### Records
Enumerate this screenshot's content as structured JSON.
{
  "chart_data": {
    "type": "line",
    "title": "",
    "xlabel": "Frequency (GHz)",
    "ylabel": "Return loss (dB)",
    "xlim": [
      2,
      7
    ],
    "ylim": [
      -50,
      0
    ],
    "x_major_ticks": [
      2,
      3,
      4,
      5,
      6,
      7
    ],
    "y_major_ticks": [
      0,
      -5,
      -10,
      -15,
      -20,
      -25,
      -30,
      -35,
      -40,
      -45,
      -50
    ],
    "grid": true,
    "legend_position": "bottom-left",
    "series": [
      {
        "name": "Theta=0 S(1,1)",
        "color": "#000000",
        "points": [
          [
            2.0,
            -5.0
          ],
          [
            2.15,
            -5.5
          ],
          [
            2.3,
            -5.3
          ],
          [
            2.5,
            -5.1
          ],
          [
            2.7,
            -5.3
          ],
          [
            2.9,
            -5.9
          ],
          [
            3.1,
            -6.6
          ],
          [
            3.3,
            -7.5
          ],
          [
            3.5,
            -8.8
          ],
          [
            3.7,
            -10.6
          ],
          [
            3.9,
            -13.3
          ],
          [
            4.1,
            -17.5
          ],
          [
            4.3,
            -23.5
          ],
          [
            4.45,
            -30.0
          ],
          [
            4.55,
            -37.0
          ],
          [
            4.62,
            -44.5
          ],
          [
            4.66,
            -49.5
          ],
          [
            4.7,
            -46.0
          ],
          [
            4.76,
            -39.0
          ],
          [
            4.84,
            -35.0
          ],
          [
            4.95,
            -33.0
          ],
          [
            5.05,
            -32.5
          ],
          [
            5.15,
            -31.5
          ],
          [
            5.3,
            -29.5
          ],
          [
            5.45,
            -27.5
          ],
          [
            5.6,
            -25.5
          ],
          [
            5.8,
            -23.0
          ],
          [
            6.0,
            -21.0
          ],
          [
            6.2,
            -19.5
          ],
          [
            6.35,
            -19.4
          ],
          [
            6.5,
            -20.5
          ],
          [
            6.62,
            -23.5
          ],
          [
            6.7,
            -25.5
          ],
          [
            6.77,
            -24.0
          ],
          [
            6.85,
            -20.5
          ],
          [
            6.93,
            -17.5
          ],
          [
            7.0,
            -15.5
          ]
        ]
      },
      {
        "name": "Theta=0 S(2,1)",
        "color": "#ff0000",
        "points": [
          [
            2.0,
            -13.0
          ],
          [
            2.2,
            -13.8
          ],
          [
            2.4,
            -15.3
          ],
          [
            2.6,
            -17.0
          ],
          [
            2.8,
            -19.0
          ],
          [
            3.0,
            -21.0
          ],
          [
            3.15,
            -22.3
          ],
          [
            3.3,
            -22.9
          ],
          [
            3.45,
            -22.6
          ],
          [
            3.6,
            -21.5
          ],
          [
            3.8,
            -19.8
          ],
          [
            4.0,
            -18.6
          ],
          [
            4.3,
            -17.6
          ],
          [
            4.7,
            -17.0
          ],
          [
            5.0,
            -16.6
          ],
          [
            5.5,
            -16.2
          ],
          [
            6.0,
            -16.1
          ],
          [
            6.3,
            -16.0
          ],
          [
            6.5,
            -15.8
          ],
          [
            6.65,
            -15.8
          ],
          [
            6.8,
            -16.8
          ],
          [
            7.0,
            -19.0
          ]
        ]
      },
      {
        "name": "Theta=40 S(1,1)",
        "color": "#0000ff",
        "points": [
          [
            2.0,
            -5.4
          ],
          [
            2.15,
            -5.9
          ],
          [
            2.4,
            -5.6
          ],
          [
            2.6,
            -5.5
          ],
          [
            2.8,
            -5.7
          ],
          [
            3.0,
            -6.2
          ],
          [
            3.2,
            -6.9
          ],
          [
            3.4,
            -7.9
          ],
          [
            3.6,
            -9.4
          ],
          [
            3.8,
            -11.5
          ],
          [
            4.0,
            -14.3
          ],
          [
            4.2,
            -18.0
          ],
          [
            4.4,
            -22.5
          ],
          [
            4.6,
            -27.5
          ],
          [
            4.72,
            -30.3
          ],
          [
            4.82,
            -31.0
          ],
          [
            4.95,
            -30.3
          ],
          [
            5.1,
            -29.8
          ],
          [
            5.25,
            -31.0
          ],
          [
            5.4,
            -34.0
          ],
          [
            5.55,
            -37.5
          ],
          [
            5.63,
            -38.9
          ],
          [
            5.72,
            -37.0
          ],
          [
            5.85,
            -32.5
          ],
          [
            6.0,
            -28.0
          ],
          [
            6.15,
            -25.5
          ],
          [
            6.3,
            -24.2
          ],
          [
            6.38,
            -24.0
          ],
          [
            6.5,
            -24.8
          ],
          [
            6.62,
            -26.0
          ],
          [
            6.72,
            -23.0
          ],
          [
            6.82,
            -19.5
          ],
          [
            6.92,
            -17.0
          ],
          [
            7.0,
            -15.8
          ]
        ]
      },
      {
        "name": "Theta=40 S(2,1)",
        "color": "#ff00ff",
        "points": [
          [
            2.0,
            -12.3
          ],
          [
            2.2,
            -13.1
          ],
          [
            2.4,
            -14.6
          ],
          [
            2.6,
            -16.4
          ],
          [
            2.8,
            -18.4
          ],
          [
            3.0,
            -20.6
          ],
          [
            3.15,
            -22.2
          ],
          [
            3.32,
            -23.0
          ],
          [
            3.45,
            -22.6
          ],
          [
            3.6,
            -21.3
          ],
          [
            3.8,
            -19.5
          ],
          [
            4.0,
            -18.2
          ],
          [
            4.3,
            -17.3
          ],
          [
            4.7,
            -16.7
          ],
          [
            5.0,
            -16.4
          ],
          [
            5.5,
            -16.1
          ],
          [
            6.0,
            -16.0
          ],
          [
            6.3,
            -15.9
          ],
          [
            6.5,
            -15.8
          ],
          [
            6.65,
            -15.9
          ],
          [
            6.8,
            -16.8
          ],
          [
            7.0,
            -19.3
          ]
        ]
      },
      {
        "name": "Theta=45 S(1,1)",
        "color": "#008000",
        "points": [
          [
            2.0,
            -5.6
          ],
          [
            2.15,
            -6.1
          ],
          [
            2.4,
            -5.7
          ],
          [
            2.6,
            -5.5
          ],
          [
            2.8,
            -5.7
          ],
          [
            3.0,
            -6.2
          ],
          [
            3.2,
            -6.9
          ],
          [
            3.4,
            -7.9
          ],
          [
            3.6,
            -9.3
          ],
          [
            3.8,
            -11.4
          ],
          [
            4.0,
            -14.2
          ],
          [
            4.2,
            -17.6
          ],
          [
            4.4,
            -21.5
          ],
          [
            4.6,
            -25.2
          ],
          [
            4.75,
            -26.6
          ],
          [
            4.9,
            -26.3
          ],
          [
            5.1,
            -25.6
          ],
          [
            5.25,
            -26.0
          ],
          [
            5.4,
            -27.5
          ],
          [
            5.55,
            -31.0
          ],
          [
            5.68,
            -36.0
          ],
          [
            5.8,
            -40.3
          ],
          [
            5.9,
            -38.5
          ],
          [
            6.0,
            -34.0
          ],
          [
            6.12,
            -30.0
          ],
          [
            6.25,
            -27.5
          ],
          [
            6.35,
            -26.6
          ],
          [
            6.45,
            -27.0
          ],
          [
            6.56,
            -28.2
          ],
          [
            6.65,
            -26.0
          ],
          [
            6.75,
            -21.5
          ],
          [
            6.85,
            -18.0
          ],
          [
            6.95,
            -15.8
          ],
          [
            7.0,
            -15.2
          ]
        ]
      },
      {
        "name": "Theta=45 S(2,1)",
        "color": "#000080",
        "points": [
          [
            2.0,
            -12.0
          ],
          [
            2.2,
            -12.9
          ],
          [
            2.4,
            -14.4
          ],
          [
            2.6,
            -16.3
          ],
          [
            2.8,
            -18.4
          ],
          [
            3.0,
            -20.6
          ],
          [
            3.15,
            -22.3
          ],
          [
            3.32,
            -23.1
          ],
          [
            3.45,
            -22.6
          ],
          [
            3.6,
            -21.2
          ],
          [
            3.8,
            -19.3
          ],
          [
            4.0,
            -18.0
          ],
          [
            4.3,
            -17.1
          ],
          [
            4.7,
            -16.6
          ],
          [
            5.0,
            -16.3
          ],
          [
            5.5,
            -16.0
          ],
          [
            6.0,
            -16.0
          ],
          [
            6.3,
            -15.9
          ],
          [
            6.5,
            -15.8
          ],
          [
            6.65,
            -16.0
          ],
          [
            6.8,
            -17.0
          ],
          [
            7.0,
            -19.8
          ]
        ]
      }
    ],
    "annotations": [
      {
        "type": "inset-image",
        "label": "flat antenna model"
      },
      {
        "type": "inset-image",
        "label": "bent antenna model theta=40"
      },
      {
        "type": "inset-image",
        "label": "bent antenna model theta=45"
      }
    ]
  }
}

### Written problem
Identify all lines in the records above with the word "bent".

### Exercise output
        "label": "bent antenna model theta=40"
        "label": "bent antenna model theta=45"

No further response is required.